Leave out the pictures and transcribe everything else exactly.

[start of The records]

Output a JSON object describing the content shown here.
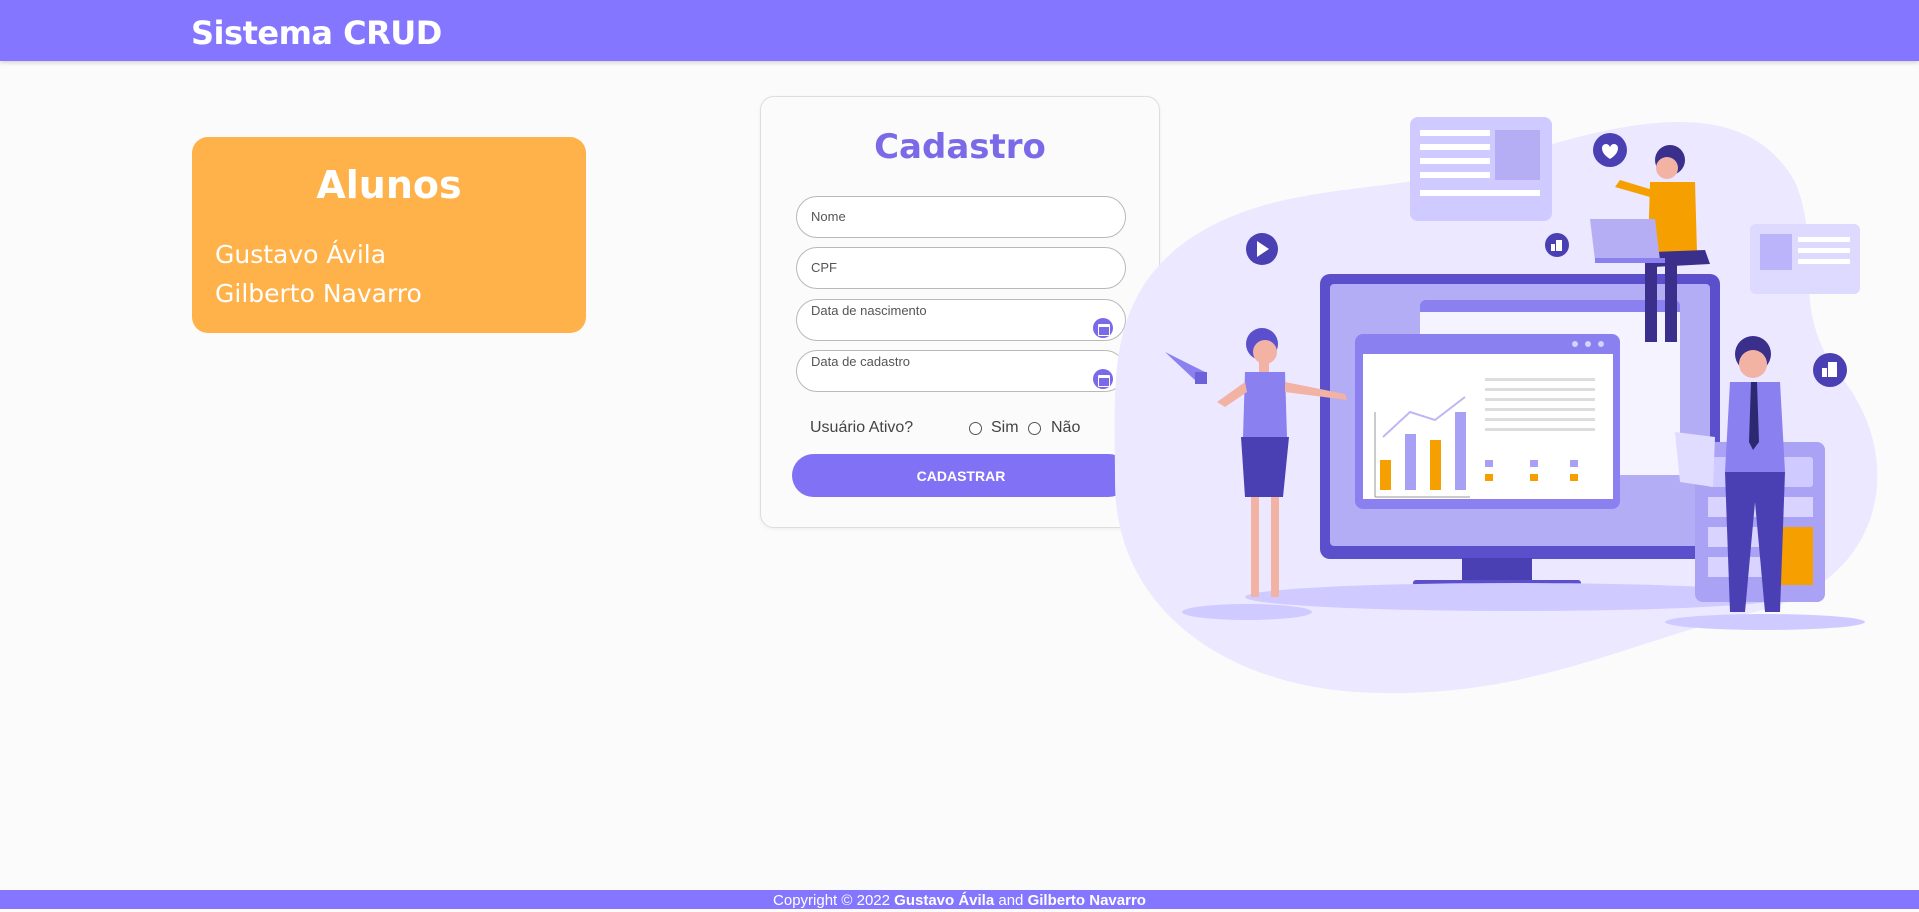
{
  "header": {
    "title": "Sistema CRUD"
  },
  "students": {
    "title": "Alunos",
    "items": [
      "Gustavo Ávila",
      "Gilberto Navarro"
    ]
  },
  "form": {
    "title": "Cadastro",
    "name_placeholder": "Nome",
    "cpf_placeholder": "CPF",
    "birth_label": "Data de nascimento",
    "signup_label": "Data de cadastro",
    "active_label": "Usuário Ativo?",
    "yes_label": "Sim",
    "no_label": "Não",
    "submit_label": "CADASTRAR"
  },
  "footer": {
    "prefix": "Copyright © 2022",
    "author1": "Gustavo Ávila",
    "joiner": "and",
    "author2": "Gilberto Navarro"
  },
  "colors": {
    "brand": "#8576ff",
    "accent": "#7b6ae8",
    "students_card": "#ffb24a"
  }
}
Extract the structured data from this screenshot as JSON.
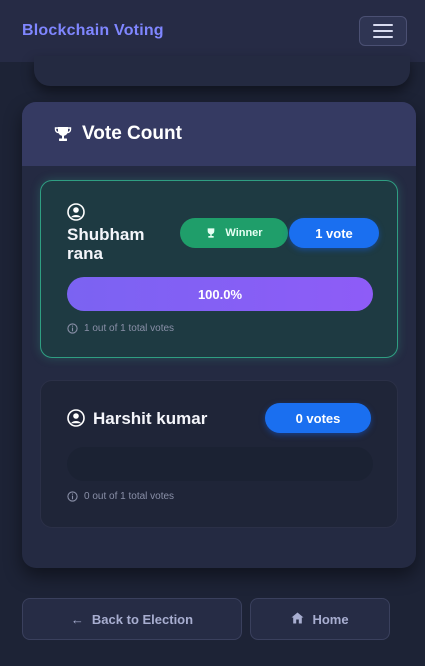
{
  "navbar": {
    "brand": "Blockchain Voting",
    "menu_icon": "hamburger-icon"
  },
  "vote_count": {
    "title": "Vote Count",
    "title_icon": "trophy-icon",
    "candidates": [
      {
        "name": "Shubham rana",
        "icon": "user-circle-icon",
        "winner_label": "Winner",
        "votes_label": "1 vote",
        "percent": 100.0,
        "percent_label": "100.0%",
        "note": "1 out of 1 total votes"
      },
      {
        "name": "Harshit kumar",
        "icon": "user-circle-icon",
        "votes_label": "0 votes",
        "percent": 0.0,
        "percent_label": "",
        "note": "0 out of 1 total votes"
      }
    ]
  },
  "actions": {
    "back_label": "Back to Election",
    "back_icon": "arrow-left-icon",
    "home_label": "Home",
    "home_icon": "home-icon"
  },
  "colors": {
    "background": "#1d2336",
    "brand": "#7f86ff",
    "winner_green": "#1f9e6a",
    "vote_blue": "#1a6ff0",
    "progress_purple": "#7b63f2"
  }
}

[end of The records]

Finished answer
Output a JSON object describing the content shown here.
{
  "header": {
    "title": "Sistema CRUD"
  },
  "students": {
    "title": "Alunos",
    "items": [
      "Gustavo Ávila",
      "Gilberto Navarro"
    ]
  },
  "form": {
    "title": "Cadastro",
    "name_placeholder": "Nome",
    "cpf_placeholder": "CPF",
    "birth_label": "Data de nascimento",
    "signup_label": "Data de cadastro",
    "active_label": "Usuário Ativo?",
    "yes_label": "Sim",
    "no_label": "Não",
    "submit_label": "CADASTRAR"
  },
  "footer": {
    "prefix": "Copyright © 2022",
    "author1": "Gustavo Ávila",
    "joiner": "and",
    "author2": "Gilberto Navarro"
  },
  "colors": {
    "brand": "#8576ff",
    "accent": "#7b6ae8",
    "students_card": "#ffb24a"
  }
}
Extract the structured data from this screenshot as JSON.
{
  "navbar": {
    "brand": "Blockchain Voting",
    "menu_icon": "hamburger-icon"
  },
  "vote_count": {
    "title": "Vote Count",
    "title_icon": "trophy-icon",
    "candidates": [
      {
        "name": "Shubham rana",
        "icon": "user-circle-icon",
        "winner_label": "Winner",
        "votes_label": "1 vote",
        "percent": 100.0,
        "percent_label": "100.0%",
        "note": "1 out of 1 total votes"
      },
      {
        "name": "Harshit kumar",
        "icon": "user-circle-icon",
        "votes_label": "0 votes",
        "percent": 0.0,
        "percent_label": "",
        "note": "0 out of 1 total votes"
      }
    ]
  },
  "actions": {
    "back_label": "Back to Election",
    "back_icon": "arrow-left-icon",
    "home_label": "Home",
    "home_icon": "home-icon"
  },
  "colors": {
    "background": "#1d2336",
    "brand": "#7f86ff",
    "winner_green": "#1f9e6a",
    "vote_blue": "#1a6ff0",
    "progress_purple": "#7b63f2"
  }
}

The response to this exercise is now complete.